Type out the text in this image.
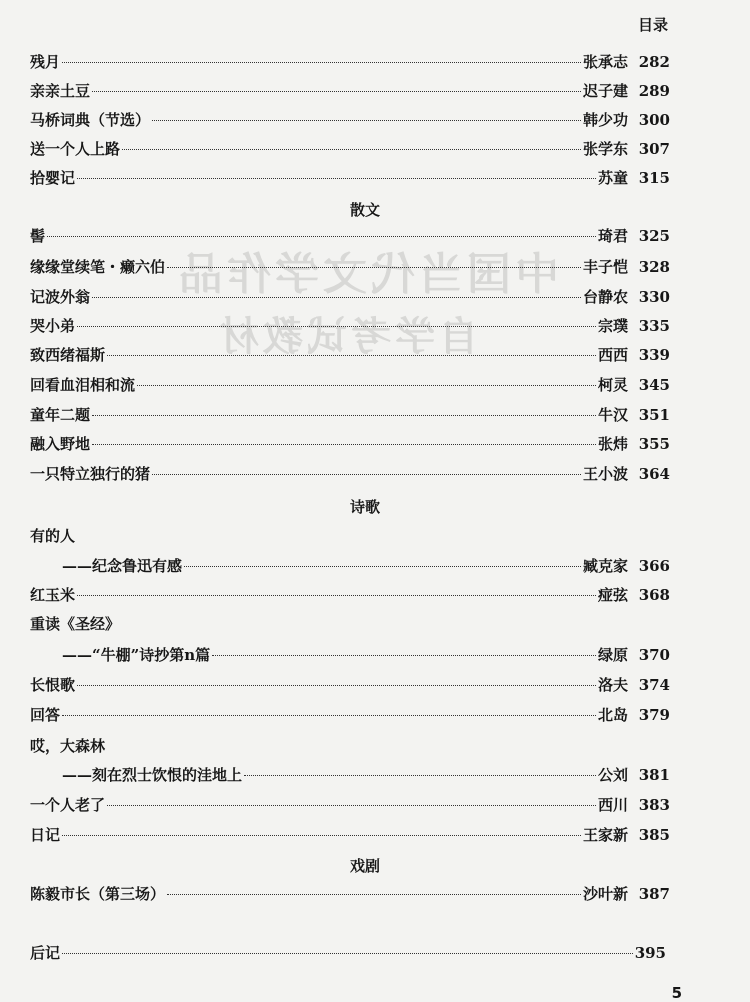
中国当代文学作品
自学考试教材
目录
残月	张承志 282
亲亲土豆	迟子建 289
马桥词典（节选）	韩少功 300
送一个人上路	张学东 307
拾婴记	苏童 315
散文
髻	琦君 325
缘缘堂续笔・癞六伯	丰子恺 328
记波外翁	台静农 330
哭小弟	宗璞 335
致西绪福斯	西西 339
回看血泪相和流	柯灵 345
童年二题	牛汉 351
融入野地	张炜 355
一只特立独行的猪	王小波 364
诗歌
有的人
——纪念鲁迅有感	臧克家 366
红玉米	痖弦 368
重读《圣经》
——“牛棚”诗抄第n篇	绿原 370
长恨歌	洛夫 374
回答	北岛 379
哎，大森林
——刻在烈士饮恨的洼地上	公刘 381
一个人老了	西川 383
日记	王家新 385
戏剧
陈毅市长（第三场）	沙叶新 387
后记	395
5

---

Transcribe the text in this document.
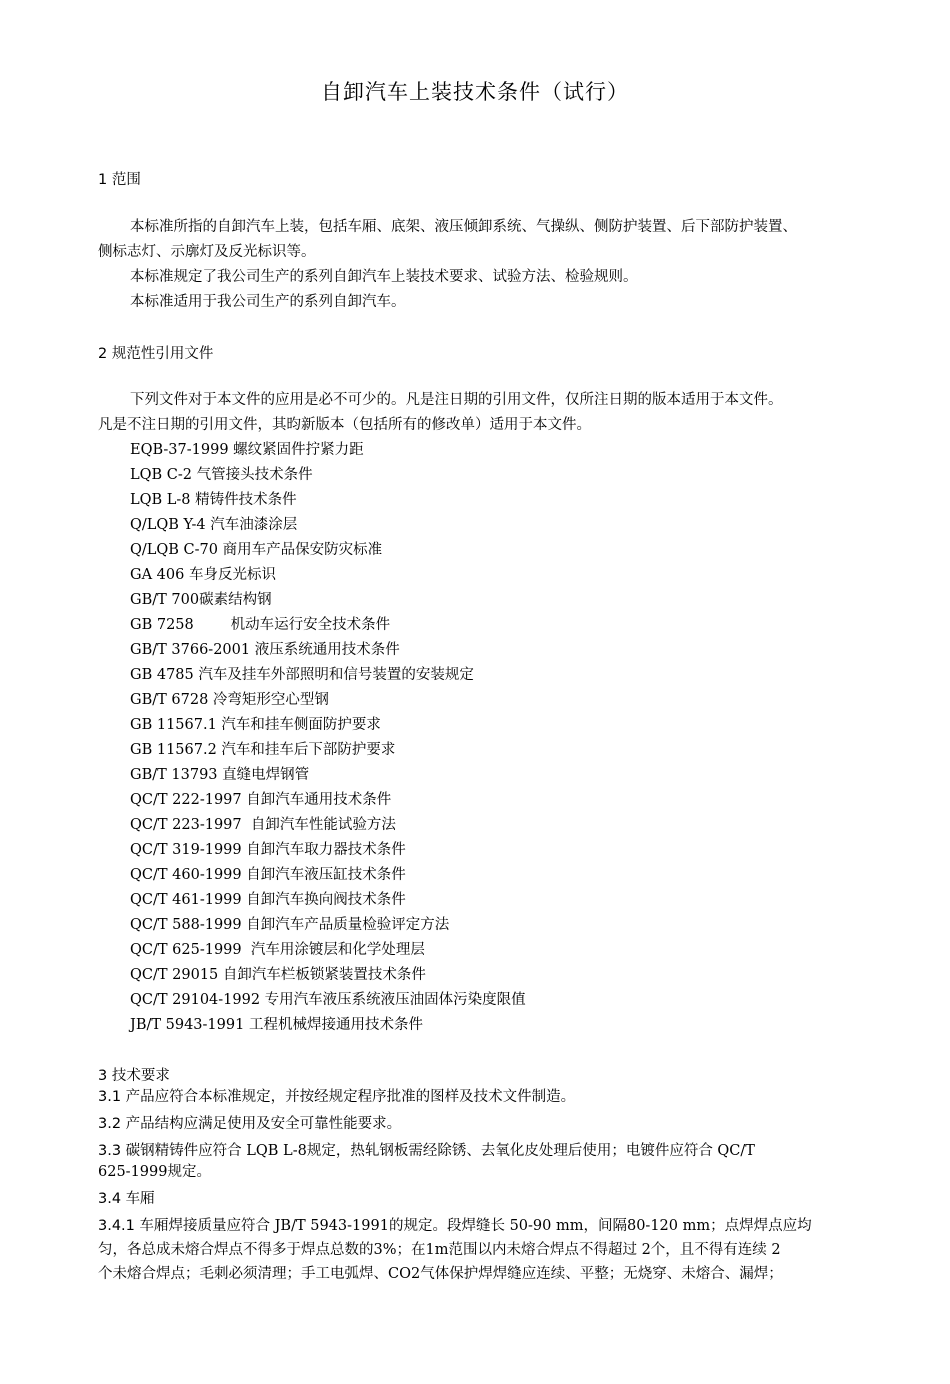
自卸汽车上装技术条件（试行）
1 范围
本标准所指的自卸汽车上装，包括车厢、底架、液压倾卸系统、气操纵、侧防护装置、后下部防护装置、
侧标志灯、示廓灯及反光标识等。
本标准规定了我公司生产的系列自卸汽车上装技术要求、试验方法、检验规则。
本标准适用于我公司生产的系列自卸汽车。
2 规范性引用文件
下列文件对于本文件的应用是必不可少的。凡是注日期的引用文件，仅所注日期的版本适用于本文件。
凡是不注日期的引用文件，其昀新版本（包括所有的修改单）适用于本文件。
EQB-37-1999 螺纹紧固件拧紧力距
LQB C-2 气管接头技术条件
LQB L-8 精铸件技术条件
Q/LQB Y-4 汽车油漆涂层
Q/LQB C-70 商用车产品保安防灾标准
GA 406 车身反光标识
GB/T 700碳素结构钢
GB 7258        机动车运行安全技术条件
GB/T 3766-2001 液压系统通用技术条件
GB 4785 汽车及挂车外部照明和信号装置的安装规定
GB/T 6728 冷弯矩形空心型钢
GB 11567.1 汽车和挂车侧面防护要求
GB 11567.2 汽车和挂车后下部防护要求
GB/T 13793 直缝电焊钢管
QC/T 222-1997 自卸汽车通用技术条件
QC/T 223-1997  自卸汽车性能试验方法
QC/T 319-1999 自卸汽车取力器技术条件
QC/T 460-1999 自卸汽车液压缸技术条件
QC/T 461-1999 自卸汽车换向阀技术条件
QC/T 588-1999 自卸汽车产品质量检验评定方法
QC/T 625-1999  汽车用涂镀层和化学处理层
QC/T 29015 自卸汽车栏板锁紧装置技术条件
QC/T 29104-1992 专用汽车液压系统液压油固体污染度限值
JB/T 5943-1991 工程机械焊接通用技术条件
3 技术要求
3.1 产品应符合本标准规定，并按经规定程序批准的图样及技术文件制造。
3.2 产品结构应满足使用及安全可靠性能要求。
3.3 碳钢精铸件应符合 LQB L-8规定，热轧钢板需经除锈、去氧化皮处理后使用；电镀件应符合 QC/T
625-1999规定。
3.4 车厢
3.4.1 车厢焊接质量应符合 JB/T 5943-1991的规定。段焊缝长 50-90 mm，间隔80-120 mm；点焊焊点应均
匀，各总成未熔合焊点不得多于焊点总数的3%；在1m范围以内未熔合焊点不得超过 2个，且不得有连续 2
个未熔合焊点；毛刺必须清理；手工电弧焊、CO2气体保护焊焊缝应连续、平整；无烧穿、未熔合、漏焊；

## WORK TO BE COMPLETED
Locate all lines in the listing above with the word "this" and copy them.

## FULL SOLUTION
Type out the text in this image.
Transcribe the text in this document.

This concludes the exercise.